WORK REQUIRED → Change "table-row" to "grid-row" in the rows between the line holding "Annotate this image: element" and the line holding "- cell-field: SNR: [119, 944, 289, 981]", inclusive. Write out only those rows, with everything else left as it is.

--- begin DATA TO PROCESS ---

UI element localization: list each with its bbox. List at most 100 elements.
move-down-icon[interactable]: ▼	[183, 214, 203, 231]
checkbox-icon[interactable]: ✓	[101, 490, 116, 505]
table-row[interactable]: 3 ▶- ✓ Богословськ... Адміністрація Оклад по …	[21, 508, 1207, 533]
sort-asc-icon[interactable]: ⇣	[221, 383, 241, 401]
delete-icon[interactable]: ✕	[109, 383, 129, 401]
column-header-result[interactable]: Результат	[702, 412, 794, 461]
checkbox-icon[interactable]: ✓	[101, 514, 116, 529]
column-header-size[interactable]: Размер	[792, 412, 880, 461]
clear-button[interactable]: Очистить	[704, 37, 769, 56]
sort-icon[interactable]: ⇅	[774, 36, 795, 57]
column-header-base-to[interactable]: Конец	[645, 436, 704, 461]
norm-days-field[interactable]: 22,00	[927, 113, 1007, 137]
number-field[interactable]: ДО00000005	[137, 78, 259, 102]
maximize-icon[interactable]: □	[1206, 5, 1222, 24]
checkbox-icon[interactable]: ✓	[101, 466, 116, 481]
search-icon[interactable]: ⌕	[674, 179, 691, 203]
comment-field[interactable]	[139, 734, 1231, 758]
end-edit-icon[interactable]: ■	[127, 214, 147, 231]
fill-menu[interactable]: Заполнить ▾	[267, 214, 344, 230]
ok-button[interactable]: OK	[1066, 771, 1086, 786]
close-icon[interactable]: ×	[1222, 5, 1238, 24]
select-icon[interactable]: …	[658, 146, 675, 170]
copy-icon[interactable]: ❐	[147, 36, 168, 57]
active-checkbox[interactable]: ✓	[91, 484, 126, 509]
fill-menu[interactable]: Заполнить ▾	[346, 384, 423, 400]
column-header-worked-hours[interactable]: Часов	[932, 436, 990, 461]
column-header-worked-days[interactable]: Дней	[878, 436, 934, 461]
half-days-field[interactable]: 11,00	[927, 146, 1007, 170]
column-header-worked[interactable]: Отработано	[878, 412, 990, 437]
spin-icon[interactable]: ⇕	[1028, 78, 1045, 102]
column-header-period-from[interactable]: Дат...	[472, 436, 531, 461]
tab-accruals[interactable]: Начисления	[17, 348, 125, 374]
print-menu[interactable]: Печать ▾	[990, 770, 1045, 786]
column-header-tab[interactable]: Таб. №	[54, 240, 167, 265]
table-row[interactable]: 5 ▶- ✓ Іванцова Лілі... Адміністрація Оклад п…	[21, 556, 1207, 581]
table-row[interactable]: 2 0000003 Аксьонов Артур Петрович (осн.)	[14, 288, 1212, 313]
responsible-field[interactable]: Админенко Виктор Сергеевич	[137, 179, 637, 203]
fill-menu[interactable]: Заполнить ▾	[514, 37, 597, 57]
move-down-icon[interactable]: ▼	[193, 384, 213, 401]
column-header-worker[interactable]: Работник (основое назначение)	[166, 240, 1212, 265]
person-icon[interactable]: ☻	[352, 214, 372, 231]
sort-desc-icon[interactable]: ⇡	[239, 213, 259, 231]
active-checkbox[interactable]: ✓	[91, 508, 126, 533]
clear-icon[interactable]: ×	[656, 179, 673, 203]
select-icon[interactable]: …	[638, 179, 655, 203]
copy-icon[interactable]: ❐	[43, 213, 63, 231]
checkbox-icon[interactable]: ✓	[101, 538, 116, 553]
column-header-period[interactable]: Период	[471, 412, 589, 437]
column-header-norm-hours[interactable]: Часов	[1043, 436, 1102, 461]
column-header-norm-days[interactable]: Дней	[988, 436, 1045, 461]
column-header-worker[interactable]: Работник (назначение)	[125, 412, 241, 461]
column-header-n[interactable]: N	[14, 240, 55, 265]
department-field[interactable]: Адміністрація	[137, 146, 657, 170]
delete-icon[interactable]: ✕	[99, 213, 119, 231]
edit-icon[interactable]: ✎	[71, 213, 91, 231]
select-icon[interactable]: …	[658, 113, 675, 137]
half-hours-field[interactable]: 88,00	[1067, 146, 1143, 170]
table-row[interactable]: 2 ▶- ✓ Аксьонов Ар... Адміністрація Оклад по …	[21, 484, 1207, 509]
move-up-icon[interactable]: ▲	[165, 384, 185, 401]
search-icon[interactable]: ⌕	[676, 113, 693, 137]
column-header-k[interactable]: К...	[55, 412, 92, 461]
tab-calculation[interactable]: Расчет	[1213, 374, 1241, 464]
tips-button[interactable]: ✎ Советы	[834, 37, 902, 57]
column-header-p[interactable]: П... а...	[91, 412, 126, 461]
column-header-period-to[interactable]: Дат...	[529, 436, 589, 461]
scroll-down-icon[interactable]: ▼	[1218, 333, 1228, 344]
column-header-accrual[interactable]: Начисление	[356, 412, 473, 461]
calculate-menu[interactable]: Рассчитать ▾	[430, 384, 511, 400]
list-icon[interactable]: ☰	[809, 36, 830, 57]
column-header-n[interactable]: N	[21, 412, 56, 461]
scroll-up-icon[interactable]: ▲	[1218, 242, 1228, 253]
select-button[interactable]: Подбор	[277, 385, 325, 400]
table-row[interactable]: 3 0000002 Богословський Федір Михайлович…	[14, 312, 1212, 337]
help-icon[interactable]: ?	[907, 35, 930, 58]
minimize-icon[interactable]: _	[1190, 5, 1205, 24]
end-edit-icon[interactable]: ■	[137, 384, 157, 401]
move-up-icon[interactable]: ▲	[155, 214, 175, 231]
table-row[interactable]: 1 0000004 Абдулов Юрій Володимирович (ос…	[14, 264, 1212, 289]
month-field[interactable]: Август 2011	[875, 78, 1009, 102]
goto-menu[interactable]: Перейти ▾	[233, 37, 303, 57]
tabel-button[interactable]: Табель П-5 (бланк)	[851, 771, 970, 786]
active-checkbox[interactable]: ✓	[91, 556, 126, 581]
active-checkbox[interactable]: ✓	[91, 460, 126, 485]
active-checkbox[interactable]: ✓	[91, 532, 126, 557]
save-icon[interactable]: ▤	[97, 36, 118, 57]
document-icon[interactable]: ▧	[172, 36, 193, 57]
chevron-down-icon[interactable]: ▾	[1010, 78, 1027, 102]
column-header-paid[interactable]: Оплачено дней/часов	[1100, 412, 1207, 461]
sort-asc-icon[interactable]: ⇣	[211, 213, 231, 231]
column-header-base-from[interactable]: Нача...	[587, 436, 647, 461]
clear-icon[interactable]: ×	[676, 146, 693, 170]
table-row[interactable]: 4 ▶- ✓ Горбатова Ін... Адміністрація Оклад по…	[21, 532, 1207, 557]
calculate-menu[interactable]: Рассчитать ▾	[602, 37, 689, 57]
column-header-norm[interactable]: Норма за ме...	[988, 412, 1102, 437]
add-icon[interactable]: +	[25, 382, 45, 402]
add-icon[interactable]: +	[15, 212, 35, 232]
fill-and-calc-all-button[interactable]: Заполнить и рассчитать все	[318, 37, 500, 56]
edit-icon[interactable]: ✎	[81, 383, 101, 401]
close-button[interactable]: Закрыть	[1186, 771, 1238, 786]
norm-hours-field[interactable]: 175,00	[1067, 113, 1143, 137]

--- end DATA TO PROCESS ---
--- begin DATA TO PROCESS ---

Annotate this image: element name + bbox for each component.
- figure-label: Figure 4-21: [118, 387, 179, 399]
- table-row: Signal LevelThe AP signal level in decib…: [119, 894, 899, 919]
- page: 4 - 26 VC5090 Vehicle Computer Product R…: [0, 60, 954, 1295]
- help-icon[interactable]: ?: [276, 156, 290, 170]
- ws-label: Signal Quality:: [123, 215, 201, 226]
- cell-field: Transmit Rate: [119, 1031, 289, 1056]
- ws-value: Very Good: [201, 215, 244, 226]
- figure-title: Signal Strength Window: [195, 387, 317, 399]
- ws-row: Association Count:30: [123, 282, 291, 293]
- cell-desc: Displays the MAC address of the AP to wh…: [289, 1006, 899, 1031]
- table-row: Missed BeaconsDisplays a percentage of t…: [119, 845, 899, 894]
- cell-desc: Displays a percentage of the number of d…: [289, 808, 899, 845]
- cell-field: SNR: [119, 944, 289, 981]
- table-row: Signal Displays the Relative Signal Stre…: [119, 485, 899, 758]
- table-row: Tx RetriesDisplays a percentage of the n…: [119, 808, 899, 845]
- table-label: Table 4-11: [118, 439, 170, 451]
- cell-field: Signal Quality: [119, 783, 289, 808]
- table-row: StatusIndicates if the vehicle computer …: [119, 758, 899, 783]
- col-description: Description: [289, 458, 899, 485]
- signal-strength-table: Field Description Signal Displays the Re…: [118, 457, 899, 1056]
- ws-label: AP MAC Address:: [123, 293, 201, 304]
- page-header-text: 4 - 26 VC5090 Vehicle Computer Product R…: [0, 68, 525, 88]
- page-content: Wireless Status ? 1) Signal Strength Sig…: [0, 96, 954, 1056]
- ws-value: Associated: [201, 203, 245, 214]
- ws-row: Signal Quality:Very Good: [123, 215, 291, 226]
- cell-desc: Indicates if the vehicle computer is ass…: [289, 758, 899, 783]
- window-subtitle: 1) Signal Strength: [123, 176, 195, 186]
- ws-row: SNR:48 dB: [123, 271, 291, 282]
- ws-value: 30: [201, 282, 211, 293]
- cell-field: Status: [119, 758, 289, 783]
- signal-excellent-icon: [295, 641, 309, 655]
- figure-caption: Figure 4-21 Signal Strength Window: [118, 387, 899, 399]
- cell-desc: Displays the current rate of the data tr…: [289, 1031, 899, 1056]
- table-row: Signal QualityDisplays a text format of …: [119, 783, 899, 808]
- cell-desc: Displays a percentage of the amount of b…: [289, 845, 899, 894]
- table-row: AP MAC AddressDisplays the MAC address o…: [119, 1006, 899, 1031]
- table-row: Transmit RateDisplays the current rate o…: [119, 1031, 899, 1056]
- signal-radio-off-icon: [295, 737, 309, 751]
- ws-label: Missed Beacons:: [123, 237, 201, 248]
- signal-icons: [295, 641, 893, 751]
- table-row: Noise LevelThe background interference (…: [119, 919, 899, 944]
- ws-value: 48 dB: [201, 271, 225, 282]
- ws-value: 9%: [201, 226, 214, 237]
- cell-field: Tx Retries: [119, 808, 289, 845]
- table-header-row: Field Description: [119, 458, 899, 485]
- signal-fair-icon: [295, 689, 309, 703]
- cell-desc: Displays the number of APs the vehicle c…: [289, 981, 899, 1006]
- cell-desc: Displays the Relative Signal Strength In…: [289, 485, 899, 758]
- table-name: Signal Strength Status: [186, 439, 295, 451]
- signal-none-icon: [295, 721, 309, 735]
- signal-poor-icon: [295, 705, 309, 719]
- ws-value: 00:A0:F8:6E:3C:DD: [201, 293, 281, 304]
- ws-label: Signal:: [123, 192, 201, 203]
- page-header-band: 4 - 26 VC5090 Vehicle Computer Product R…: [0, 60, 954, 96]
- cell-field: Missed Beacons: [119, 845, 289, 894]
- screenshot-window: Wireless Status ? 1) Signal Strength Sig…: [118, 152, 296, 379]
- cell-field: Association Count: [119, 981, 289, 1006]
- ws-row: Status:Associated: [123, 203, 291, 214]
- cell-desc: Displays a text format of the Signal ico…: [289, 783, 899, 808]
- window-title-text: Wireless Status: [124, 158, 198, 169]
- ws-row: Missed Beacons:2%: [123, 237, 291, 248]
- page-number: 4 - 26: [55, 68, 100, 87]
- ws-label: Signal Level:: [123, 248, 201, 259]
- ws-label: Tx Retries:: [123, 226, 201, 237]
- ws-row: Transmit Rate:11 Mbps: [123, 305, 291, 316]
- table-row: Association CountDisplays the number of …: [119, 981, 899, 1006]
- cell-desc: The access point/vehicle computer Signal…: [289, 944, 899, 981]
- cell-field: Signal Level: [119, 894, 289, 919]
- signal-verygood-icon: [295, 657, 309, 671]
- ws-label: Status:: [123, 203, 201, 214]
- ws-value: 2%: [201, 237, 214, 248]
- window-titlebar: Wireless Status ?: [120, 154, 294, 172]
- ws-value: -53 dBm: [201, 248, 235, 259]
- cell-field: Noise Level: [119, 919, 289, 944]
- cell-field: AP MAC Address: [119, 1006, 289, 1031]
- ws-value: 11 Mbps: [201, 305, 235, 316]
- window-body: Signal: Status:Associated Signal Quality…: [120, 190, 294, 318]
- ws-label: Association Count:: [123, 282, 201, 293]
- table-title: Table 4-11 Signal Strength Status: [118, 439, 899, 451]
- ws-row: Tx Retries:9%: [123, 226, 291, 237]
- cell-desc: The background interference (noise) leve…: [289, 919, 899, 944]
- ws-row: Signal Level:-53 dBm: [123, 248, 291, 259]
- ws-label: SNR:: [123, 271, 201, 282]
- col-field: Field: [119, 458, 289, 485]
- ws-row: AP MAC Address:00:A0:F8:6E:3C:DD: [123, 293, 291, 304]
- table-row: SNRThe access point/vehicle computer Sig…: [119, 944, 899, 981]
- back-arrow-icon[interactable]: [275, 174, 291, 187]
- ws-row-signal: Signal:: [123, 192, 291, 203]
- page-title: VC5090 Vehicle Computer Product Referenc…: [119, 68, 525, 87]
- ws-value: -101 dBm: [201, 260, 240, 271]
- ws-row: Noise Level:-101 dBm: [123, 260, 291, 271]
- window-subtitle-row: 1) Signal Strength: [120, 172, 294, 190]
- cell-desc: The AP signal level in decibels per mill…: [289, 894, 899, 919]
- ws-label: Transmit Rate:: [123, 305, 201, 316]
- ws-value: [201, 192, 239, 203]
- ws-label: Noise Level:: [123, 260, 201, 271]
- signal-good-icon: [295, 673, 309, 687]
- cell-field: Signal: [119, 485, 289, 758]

--- end DATA TO PROCESS ---

EXERCISE RESULT →
Annotate this image: element name + bbox for each component.
- figure-label: Figure 4-21: [118, 387, 179, 399]
- grid-row: Signal LevelThe AP signal level in decib…: [119, 894, 899, 919]
- page: 4 - 26 VC5090 Vehicle Computer Product R…: [0, 60, 954, 1295]
- help-icon[interactable]: ?: [276, 156, 290, 170]
- ws-label: Signal Quality:: [123, 215, 201, 226]
- cell-field: Transmit Rate: [119, 1031, 289, 1056]
- ws-value: Very Good: [201, 215, 244, 226]
- figure-title: Signal Strength Window: [195, 387, 317, 399]
- ws-row: Association Count:30: [123, 282, 291, 293]
- cell-desc: Displays the MAC address of the AP to wh…: [289, 1006, 899, 1031]
- grid-row: Missed BeaconsDisplays a percentage of t…: [119, 845, 899, 894]
- cell-desc: Displays a percentage of the number of d…: [289, 808, 899, 845]
- cell-field: SNR: [119, 944, 289, 981]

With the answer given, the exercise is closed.